Required action> Take the line holding "Enumerate this screenshot's" as the first line of the answer and the last line of the listing as its end; retype everything between exactly.

Segment Open

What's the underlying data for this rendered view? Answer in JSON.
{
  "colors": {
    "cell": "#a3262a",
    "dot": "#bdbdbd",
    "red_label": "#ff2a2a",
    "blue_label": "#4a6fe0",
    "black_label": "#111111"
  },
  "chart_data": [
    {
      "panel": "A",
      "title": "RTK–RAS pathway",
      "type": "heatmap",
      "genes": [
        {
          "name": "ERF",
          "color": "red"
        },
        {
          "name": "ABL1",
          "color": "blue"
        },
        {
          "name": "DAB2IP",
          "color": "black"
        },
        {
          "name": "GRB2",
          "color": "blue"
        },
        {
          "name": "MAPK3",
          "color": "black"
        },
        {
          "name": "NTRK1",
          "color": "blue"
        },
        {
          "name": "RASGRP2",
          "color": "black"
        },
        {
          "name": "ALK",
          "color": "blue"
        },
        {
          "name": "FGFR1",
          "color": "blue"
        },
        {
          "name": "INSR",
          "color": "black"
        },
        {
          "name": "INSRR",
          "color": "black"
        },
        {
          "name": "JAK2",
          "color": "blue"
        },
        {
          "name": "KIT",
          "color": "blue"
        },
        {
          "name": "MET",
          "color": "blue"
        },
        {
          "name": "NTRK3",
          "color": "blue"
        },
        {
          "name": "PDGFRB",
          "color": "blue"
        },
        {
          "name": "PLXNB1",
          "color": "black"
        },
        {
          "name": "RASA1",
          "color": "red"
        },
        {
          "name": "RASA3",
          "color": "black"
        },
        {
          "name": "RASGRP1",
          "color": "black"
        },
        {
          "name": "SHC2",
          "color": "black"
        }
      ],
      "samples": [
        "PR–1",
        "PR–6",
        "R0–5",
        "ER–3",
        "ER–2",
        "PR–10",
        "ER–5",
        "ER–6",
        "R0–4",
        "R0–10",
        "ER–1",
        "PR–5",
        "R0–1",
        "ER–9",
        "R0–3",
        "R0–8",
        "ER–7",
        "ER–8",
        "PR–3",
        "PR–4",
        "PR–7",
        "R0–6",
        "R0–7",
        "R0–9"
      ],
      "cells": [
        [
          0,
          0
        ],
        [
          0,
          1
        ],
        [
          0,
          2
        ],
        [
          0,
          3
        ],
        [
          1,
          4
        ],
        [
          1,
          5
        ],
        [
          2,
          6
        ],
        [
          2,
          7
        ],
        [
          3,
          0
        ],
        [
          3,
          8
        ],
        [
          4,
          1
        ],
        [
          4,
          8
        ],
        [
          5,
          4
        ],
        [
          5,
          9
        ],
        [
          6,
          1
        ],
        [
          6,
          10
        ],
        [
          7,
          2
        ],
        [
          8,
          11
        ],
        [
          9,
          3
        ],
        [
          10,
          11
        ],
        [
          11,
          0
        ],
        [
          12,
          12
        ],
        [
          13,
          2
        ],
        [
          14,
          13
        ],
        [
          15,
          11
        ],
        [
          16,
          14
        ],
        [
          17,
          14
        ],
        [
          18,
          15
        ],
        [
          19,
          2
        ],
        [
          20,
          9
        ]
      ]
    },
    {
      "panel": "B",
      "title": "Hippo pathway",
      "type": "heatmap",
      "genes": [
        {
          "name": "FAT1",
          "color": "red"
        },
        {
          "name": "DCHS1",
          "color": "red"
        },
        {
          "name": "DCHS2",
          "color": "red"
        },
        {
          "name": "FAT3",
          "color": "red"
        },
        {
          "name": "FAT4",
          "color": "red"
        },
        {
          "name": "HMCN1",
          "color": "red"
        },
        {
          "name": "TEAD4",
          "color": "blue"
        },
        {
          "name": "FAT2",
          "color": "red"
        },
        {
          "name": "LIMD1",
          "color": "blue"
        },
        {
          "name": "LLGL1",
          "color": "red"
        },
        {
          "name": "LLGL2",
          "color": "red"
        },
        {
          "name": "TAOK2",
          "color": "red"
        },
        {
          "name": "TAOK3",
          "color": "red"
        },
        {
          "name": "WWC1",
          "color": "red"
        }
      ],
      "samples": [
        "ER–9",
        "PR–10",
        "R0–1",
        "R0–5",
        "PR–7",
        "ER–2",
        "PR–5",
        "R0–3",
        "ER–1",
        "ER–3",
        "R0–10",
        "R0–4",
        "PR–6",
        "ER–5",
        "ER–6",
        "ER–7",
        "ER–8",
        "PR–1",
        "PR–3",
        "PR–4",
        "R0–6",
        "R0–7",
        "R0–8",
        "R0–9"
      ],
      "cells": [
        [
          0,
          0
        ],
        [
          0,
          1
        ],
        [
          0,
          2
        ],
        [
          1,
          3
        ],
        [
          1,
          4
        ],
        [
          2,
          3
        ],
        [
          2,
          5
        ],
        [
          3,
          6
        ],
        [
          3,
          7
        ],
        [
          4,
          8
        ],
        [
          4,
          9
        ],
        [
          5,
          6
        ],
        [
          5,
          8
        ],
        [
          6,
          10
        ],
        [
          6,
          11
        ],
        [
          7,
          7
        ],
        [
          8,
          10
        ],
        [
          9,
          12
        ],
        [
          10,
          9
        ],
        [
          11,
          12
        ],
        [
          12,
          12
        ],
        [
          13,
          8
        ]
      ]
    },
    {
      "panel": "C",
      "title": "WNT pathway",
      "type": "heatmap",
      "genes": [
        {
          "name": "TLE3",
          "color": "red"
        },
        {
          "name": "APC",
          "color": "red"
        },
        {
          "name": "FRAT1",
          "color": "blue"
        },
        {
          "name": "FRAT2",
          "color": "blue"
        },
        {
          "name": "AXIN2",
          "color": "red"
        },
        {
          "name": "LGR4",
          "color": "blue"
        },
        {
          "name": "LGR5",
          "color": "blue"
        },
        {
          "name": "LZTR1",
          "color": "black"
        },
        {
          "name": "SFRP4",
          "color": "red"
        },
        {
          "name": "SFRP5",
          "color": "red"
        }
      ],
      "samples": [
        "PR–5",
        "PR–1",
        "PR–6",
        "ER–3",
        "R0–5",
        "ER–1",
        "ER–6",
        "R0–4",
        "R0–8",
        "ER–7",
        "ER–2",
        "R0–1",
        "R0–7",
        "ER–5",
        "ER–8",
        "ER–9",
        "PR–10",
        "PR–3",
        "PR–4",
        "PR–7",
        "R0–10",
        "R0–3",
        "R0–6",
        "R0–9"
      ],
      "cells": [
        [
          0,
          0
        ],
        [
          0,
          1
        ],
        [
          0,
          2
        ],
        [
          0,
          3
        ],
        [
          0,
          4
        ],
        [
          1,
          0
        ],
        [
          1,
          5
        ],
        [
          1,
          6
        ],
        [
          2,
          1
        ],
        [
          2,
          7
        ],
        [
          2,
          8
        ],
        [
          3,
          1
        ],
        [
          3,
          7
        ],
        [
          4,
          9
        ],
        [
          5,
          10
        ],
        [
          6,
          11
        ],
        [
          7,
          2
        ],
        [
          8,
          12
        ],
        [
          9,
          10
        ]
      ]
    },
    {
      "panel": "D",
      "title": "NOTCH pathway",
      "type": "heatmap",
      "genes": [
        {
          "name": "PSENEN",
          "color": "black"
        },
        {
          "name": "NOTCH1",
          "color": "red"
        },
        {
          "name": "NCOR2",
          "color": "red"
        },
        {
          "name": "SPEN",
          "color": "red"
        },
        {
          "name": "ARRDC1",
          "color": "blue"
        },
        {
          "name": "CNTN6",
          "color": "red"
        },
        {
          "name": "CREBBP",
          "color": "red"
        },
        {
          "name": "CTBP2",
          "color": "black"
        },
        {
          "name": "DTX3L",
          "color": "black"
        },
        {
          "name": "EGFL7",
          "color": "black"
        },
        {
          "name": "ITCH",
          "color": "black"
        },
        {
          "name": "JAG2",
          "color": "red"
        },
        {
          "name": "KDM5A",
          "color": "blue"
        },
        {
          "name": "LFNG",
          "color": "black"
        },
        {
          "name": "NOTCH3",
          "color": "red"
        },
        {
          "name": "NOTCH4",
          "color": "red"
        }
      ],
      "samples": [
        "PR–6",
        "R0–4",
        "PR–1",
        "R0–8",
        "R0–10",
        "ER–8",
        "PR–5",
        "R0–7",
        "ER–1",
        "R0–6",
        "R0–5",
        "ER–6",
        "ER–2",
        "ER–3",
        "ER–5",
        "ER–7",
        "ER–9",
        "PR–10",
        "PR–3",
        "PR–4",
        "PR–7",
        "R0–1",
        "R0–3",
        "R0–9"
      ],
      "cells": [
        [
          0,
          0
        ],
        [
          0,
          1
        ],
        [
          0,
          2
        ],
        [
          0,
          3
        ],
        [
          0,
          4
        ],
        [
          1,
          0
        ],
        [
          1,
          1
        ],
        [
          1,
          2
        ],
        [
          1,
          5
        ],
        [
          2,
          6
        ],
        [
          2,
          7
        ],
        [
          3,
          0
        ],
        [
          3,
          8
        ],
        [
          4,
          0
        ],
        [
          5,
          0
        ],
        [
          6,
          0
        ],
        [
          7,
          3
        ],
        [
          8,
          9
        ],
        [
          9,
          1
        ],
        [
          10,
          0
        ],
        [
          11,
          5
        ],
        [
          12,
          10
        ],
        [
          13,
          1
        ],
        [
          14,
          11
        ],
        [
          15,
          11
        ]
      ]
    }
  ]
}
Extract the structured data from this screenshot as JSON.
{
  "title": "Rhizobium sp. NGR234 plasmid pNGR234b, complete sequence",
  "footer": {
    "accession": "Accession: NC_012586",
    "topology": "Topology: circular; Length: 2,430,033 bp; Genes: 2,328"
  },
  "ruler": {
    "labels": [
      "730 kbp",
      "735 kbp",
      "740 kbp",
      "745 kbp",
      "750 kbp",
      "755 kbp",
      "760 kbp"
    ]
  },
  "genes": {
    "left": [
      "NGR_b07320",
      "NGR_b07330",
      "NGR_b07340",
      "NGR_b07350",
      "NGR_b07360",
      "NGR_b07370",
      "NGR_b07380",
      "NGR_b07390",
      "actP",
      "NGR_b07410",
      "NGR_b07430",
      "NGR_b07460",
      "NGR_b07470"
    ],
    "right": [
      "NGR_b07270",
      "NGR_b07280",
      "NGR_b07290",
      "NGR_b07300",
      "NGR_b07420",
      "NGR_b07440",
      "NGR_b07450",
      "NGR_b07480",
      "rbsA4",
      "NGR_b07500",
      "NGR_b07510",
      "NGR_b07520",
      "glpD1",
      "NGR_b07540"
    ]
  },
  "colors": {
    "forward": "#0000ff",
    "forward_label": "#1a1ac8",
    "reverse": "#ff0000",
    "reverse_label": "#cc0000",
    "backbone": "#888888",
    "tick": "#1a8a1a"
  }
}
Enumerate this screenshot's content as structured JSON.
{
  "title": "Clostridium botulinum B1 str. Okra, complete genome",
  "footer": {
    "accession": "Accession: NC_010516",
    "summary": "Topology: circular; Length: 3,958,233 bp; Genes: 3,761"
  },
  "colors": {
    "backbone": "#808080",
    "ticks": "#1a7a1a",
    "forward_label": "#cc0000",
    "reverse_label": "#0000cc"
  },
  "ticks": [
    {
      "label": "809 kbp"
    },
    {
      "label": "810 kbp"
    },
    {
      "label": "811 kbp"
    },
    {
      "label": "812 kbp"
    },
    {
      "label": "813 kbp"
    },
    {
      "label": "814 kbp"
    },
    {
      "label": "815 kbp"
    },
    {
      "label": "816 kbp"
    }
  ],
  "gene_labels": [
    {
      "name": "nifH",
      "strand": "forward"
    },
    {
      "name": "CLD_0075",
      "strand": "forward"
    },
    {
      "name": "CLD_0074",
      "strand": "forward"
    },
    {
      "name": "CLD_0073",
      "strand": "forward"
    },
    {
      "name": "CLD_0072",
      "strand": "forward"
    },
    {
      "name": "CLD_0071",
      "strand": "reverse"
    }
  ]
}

Segment Closed

Result>
Enumerate this screenshot's content as structured JSON.
{
  "title": "Clostridium botulinum B1 str. Okra, complete genome",
  "footer": {
    "accession": "Accession: NC_010516",
    "summary": "Topology: circular; Length: 3,958,233 bp; Genes: 3,761"
  },
  "colors": {
    "backbone": "#808080",
    "ticks": "#1a7a1a",
    "forward_label": "#cc0000",
    "reverse_label": "#0000cc"
  },
  "ticks": [
    {
      "label": "809 kbp"
    },
    {
      "label": "810 kbp"
    },
    {
      "label": "811 kbp"
    },
    {
      "label": "812 kbp"
    },
    {
      "label": "813 kbp"
    },
    {
      "label": "814 kbp"
    },
    {
      "label": "815 kbp"
    },
    {
      "label": "816 kbp"
    }
  ],
  "gene_labels": [
    {
      "name": "nifH",
      "strand": "forward"
    },
    {
      "name": "CLD_0075",
      "strand": "forward"
    },
    {
      "name": "CLD_0074",
      "strand": "forward"
    },
    {
      "name": "CLD_0073",
      "strand": "forward"
    },
    {
      "name": "CLD_0072",
      "strand": "forward"
    },
    {
      "name": "CLD_0071",
      "strand": "reverse"
    }
  ]
}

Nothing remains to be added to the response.